■ Task directions: Where a line holds the string "this", return that line.

■ Dataset content:
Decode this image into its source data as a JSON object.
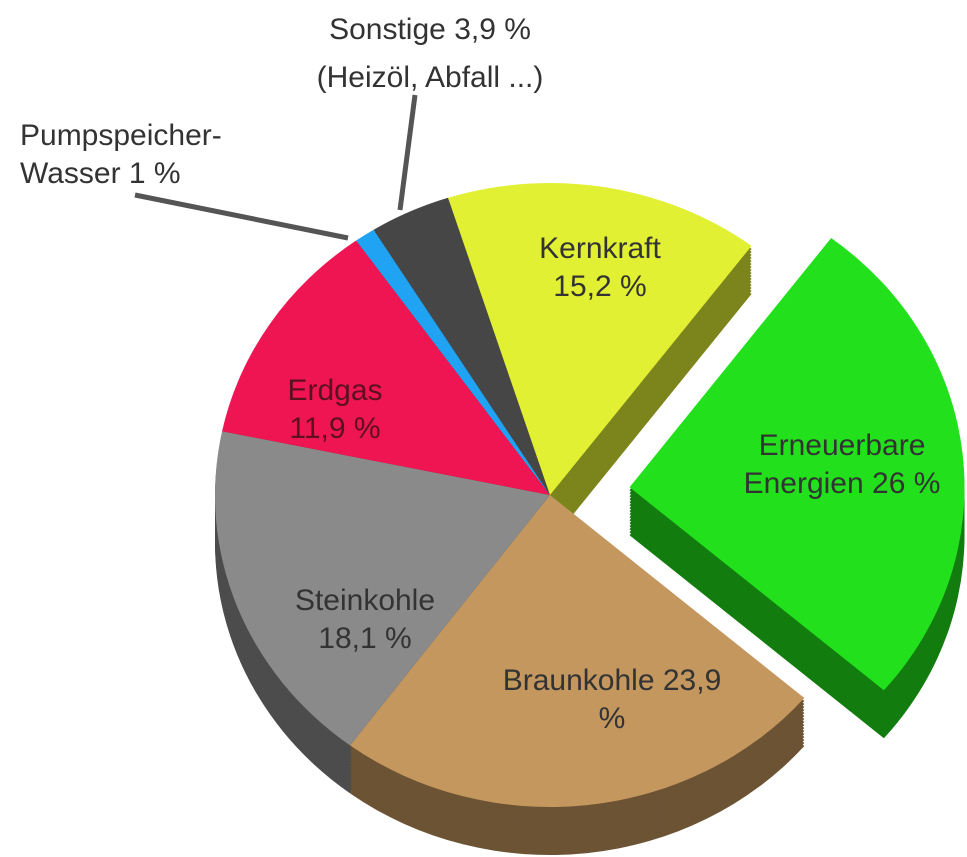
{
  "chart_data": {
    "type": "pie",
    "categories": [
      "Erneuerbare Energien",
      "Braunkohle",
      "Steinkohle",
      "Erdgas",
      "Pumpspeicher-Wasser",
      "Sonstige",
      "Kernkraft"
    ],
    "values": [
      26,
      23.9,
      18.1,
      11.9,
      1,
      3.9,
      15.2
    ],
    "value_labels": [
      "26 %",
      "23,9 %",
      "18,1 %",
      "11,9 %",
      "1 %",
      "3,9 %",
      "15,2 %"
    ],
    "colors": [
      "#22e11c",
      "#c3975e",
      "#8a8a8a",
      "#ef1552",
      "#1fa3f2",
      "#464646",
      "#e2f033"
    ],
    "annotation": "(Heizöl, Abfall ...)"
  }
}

---

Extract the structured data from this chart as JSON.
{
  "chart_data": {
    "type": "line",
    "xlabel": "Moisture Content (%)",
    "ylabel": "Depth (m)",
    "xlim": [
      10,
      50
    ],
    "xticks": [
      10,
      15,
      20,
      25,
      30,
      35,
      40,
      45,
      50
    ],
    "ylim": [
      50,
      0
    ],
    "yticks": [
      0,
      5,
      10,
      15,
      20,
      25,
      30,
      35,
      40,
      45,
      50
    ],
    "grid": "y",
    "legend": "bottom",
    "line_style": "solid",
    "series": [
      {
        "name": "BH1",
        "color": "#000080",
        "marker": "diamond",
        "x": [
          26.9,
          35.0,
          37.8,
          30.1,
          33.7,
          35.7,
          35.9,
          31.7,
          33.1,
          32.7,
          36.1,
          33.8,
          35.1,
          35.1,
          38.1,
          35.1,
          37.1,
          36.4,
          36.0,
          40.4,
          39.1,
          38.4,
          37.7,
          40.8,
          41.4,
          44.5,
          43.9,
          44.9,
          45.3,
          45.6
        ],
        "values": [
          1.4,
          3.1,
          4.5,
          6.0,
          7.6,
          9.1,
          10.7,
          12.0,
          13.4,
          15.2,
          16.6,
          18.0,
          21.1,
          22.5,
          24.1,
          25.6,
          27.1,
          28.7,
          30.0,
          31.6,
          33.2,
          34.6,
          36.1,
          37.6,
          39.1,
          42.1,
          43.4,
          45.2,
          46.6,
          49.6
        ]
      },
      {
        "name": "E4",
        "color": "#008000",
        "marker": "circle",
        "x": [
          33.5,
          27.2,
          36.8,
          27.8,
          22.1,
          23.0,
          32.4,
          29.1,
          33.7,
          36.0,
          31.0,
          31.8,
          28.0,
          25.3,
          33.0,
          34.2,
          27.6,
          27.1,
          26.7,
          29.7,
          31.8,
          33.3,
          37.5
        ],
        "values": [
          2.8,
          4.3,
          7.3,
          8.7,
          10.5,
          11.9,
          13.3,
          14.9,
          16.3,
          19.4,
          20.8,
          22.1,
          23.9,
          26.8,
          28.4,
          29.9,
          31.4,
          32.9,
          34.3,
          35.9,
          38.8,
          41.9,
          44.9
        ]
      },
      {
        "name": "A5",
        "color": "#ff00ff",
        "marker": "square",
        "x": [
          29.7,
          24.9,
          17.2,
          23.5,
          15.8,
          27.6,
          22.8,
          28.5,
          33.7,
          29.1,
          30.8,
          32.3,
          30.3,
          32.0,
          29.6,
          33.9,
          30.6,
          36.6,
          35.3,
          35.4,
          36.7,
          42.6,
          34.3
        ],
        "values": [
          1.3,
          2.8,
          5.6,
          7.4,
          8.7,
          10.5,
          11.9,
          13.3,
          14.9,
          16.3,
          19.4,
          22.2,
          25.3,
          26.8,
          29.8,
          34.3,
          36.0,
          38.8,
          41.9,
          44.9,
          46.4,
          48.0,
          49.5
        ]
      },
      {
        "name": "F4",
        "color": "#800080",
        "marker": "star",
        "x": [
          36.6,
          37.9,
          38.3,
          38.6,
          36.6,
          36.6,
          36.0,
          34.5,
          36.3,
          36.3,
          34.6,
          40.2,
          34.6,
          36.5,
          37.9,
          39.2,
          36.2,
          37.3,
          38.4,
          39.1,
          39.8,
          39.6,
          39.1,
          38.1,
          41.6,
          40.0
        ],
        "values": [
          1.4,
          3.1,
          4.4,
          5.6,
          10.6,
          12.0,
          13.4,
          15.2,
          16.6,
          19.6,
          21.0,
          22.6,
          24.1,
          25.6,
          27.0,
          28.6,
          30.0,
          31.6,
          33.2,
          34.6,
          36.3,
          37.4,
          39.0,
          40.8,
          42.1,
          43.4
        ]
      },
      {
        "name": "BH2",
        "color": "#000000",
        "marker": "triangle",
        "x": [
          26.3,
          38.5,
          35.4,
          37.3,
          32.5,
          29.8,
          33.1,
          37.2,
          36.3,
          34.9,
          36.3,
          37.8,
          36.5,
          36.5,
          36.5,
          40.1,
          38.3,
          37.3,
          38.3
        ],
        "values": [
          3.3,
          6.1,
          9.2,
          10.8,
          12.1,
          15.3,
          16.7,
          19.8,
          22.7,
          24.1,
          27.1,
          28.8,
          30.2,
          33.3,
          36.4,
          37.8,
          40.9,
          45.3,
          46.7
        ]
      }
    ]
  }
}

■ Task result:
Decode this image into its source data as a JSON object.
Extract the structured data from this chart as JSON.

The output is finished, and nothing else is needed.